Prompt
Read the data and repeat all of it exactly.

[Extracted records]
"""

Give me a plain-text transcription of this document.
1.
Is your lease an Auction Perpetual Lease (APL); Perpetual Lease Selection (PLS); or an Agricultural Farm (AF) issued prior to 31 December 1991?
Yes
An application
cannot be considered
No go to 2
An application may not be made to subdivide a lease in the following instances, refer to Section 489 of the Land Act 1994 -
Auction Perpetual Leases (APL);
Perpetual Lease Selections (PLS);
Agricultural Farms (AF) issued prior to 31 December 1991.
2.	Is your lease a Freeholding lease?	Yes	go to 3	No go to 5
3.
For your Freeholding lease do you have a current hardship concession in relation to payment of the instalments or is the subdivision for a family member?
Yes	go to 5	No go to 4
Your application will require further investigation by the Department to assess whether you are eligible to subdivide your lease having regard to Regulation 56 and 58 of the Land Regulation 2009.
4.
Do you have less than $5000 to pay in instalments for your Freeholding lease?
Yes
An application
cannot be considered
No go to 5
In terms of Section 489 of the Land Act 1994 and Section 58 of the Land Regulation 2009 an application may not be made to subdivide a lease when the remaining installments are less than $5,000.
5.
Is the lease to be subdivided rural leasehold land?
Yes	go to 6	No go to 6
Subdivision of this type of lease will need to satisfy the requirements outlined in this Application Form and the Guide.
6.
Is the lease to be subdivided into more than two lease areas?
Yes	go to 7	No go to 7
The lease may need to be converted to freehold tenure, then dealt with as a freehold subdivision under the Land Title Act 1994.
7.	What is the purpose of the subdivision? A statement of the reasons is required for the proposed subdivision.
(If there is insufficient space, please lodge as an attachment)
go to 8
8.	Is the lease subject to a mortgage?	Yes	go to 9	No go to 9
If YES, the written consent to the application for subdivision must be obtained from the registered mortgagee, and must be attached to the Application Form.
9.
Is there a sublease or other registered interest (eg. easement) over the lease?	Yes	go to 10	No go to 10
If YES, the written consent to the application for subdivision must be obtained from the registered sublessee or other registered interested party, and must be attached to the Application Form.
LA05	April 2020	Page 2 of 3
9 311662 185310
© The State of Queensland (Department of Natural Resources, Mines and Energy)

"""

Task response
Give me a plain-text transcription of this document.
1.
Is your lease an Auction Perpetual Lease (APL); Perpetual Lease Selection (PLS); or an Agricultural Farm (AF) issued prior to 31 December 1991?
Yes
An application
cannot be considered
No go to 2
An application may not be made to subdivide a lease in the following instances, refer to Section 489 of the Land Act 1994 -
Auction Perpetual Leases (APL);
Perpetual Lease Selections (PLS);
Agricultural Farms (AF) issued prior to 31 December 1991.
2.	Is your lease a Freeholding lease?	Yes	go to 3	No go to 5
3.
For your Freeholding lease do you have a current hardship concession in relation to payment of the instalments or is the subdivision for a family member?
Yes	go to 5	No go to 4
Your application will require further investigation by the Department to assess whether you are eligible to subdivide your lease having regard to Regulation 56 and 58 of the Land Regulation 2009.
4.
Do you have less than $5000 to pay in instalments for your Freeholding lease?
Yes
An application
cannot be considered
No go to 5
In terms of Section 489 of the Land Act 1994 and Section 58 of the Land Regulation 2009 an application may not be made to subdivide a lease when the remaining installments are less than $5,000.
5.
Is the lease to be subdivided rural leasehold land?
Yes	go to 6	No go to 6
Subdivision of this type of lease will need to satisfy the requirements outlined in this Application Form and the Guide.
6.
Is the lease to be subdivided into more than two lease areas?
Yes	go to 7	No go to 7
The lease may need to be converted to freehold tenure, then dealt with as a freehold subdivision under the Land Title Act 1994.
7.	What is the purpose of the subdivision? A statement of the reasons is required for the proposed subdivision.
(If there is insufficient space, please lodge as an attachment)
go to 8
8.	Is the lease subject to a mortgage?	Yes	go to 9	No go to 9
If YES, the written consent to the application for subdivision must be obtained from the registered mortgagee, and must be attached to the Application Form.
9.
Is there a sublease or other registered interest (eg. easement) over the lease?	Yes	go to 10	No go to 10
If YES, the written consent to the application for subdivision must be obtained from the registered sublessee or other registered interested party, and must be attached to the Application Form.
LA05	April 2020	Page 2 of 3
9 311662 185310
© The State of Queensland (Department of Natural Resources, Mines and Energy)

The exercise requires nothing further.